- **PROBLEM STATEMENT**
Which lines contain the string "baseline"? Please list every one of them.

(Chart and figure data)
◇ ◇ ◇ ◇

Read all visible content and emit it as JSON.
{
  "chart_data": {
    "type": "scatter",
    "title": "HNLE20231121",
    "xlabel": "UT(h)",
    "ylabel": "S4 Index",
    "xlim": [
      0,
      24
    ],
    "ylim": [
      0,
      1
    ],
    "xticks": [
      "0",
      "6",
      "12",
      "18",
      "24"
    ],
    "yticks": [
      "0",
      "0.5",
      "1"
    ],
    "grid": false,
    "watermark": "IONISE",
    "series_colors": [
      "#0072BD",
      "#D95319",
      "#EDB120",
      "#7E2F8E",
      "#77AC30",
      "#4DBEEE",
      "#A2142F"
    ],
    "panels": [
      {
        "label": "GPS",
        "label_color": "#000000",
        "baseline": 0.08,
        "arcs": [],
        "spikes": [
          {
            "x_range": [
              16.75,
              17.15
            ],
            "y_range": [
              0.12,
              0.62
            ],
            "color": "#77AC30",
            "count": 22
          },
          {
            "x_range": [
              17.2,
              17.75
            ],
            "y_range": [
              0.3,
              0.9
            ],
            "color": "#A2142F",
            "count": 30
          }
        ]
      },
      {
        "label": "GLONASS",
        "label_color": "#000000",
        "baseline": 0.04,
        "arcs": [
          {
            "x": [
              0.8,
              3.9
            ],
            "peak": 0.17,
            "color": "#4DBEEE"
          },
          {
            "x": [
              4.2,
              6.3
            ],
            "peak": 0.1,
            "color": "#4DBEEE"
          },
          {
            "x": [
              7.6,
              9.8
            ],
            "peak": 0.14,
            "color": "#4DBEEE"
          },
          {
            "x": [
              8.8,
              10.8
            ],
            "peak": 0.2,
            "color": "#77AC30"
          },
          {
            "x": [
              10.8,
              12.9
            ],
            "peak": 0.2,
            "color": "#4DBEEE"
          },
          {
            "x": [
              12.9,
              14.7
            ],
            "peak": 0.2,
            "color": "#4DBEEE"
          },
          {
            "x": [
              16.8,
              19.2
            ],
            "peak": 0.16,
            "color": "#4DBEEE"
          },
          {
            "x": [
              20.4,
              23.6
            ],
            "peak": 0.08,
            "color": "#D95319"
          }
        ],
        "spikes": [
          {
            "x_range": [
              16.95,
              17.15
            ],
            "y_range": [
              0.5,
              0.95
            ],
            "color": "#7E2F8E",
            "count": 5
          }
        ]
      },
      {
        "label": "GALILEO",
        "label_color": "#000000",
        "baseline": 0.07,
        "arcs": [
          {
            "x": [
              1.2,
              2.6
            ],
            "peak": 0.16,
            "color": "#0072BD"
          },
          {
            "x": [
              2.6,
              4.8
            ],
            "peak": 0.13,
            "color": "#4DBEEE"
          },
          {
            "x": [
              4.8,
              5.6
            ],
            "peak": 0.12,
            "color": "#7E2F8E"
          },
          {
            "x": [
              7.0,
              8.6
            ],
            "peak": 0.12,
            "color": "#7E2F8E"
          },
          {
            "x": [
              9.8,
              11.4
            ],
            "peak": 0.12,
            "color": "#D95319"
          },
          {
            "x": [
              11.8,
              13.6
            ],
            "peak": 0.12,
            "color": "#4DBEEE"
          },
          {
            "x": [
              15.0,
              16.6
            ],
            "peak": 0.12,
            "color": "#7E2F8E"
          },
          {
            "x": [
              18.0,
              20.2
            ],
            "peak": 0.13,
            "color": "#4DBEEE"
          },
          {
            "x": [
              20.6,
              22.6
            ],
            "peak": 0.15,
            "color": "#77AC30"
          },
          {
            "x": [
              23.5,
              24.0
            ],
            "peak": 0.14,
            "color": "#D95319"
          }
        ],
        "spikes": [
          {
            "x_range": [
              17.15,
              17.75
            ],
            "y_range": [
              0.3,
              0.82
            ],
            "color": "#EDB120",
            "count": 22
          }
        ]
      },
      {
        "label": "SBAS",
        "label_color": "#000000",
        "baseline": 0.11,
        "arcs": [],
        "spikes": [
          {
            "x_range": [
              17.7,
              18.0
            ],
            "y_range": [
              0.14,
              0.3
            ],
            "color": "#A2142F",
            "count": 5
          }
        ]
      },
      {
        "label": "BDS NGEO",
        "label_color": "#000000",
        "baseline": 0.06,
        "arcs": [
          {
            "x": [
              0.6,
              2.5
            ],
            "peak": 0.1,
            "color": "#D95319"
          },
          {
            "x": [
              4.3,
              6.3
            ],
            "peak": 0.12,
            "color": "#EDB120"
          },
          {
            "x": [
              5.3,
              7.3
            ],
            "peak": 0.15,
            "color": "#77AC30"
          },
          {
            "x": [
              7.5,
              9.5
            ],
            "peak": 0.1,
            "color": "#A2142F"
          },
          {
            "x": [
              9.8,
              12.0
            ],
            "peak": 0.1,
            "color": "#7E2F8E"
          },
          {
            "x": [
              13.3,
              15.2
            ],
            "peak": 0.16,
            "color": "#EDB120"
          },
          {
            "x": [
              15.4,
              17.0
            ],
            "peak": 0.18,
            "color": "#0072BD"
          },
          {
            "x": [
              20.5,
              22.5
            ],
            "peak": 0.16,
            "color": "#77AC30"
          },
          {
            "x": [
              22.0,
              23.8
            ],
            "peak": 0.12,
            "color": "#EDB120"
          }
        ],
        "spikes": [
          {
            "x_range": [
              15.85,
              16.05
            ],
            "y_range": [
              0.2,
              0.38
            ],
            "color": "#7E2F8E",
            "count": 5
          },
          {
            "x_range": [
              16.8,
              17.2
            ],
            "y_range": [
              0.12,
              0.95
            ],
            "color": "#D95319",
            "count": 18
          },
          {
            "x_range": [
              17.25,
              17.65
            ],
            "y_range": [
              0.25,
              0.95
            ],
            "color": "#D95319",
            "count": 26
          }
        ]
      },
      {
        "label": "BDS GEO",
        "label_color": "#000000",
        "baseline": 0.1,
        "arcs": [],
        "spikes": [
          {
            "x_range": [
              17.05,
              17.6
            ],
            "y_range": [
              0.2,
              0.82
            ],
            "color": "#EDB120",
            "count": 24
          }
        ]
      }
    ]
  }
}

◇ ◇ ◇ ◇

- **ANSWER TO THIS EXERCISE**
        "baseline": 0.08,
        "baseline": 0.04,
        "baseline": 0.07,
        "baseline": 0.11,
        "baseline": 0.06,
        "baseline": 0.1,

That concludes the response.